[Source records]
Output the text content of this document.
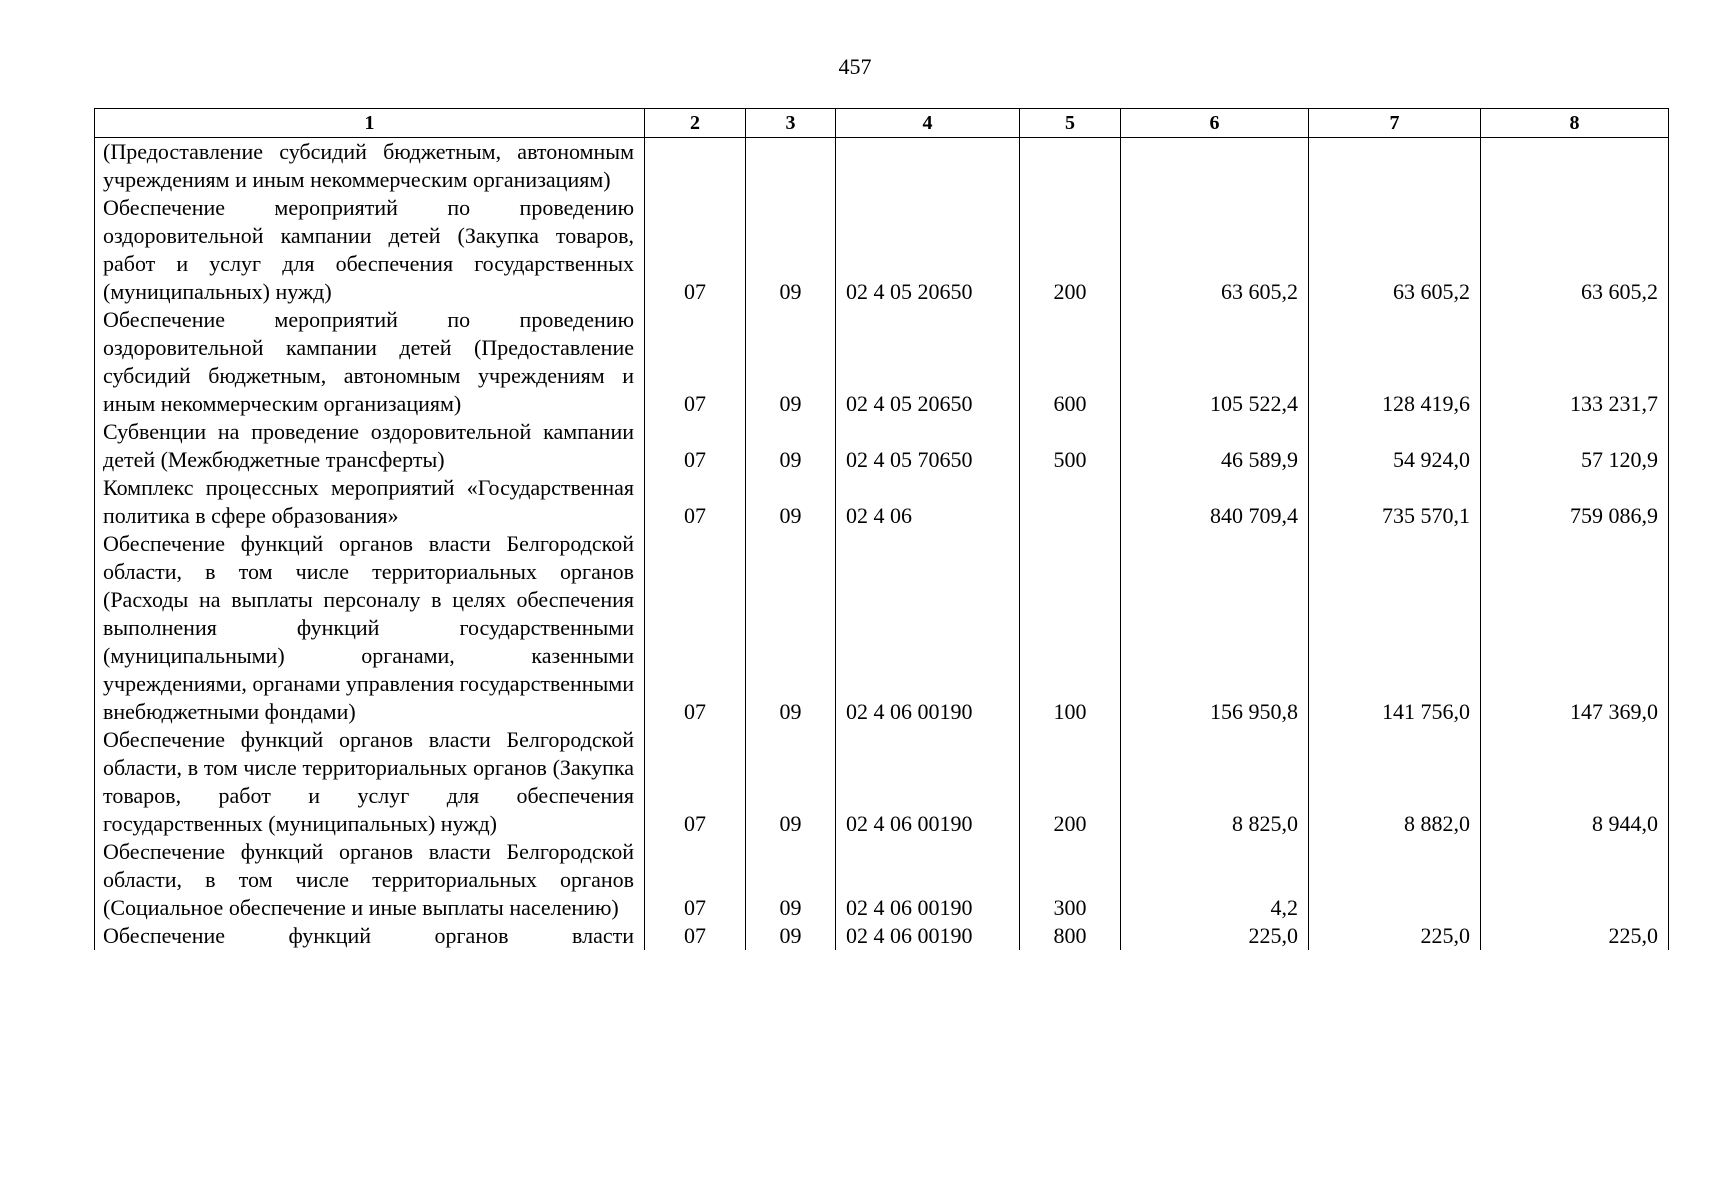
457
1	2	3	4	5	6	7	8
(Предоставление субсидий бюджетным, автономным учреждениям и иным некоммерческим организациям)							
Обеспечение мероприятий по проведению оздоровительной кампании детей (Закупка товаров, работ и услуг для обеспечения государственных (муниципальных) нужд)	07	09	02 4 05 20650	200	63 605,2	63 605,2	63 605,2
Обеспечение мероприятий по проведению оздоровительной кампании детей (Предоставление субсидий бюджетным, автономным учреждениям и иным некоммерческим организациям)	07	09	02 4 05 20650	600	105 522,4	128 419,6	133 231,7
Субвенции на проведение оздоровительной кампании детей (Межбюджетные трансферты)	07	09	02 4 05 70650	500	46 589,9	54 924,0	57 120,9
Комплекс процессных мероприятий «Государственная политика в сфере образования»	07	09	02 4 06		840 709,4	735 570,1	759 086,9
Обеспечение функций органов власти Белгородской области, в том числе территориальных органов (Расходы на выплаты персоналу в целях обеспечения выполнения функций государственными (муниципальными) органами, казенными учреждениями, органами управления государственными внебюджетными фондами)	07	09	02 4 06 00190	100	156 950,8	141 756,0	147 369,0
Обеспечение функций органов власти Белгородской области, в том числе территориальных органов (Закупка товаров, работ и услуг для обеспечения государственных (муниципальных) нужд)	07	09	02 4 06 00190	200	8 825,0	8 882,0	8 944,0
Обеспечение функций органов власти Белгородской области, в том числе территориальных органов (Социальное обеспечение и иные выплаты населению)	07	09	02 4 06 00190	300	4,2		
Обеспечение функций органов власти	07	09	02 4 06 00190	800	225,0	225,0	225,0
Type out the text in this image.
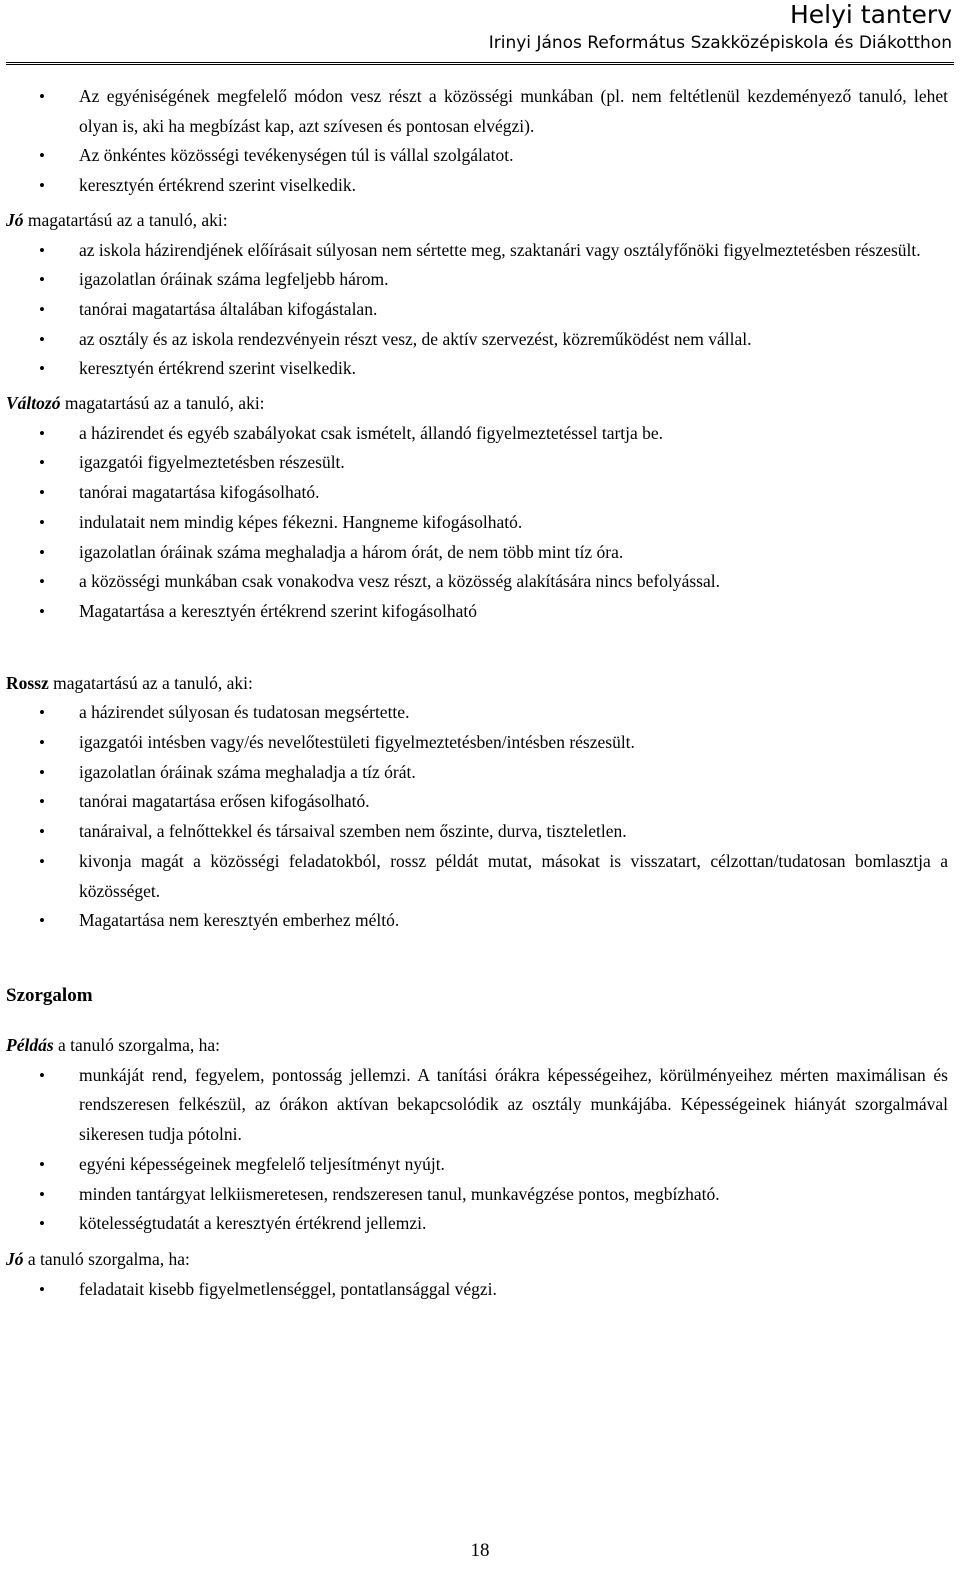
Helyi tanterv
Irinyi János Református Szakközépiskola és Diákotthon
• Az egyéniségének megfelelő módon vesz részt a közösségi munkában (pl. nem feltétlenül kezdeményező tanuló, lehet olyan is, aki ha megbízást kap, azt szívesen és pontosan elvégzi).
• Az önkéntes közösségi tevékenységen túl is vállal szolgálatot.
• keresztyén értékrend szerint viselkedik.

Jó magatartású az a tanuló, aki:

• az iskola házirendjének előírásait súlyosan nem sértette meg, szaktanári vagy osztályfőnöki figyelmeztetésben részesült.
• igazolatlan óráinak száma legfeljebb három.
• tanórai magatartása általában kifogástalan.
• az osztály és az iskola rendezvényein részt vesz, de aktív szervezést, közreműködést nem vállal.
• keresztyén értékrend szerint viselkedik.

Változó magatartású az a tanuló, aki:

• a házirendet és egyéb szabályokat csak ismételt, állandó figyelmeztetéssel tartja be.
• igazgatói figyelmeztetésben részesült.
• tanórai magatartása kifogásolható.
• indulatait nem mindig képes fékezni. Hangneme kifogásolható.
• igazolatlan óráinak száma meghaladja a három órát, de nem több mint tíz óra.
• a közösségi munkában csak vonakodva vesz részt, a közösség alakítására nincs befolyással.
• Magatartása a keresztyén értékrend szerint kifogásolható

Rossz magatartású az a tanuló, aki:

• a házirendet súlyosan és tudatosan megsértette.
• igazgatói intésben vagy/és nevelőtestületi figyelmeztetésben/intésben részesült.
• igazolatlan óráinak száma meghaladja a tíz órát.
• tanórai magatartása erősen kifogásolható.
• tanáraival, a felnőttekkel és társaival szemben nem őszinte, durva, tiszteletlen.
• kivonja magát a közösségi feladatokból, rossz példát mutat, másokat is visszatart, célzottan/tudatosan bomlasztja a közösséget.
• Magatartása nem keresztyén emberhez méltó.
Szorgalom

Példás a tanuló szorgalma, ha:

• munkáját rend, fegyelem, pontosság jellemzi. A tanítási órákra képességeihez, körülményeihez mérten maximálisan és rendszeresen felkészül, az órákon aktívan bekapcsolódik az osztály munkájába. Képességeinek hiányát szorgalmával sikeresen tudja pótolni.
• egyéni képességeinek megfelelő teljesítményt nyújt.
• minden tantárgyat lelkiismeretesen, rendszeresen tanul, munkavégzése pontos, megbízható.
• kötelességtudatát a keresztyén értékrend jellemzi.

Jó a tanuló szorgalma, ha:

• feladatait kisebb figyelmetlenséggel, pontatlansággal végzi.
18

▶ [Problem details]:
Tally up the lines in the preceding listing that contain the string "числе". Respond with the number and nothing else.

▶ [The result]:
3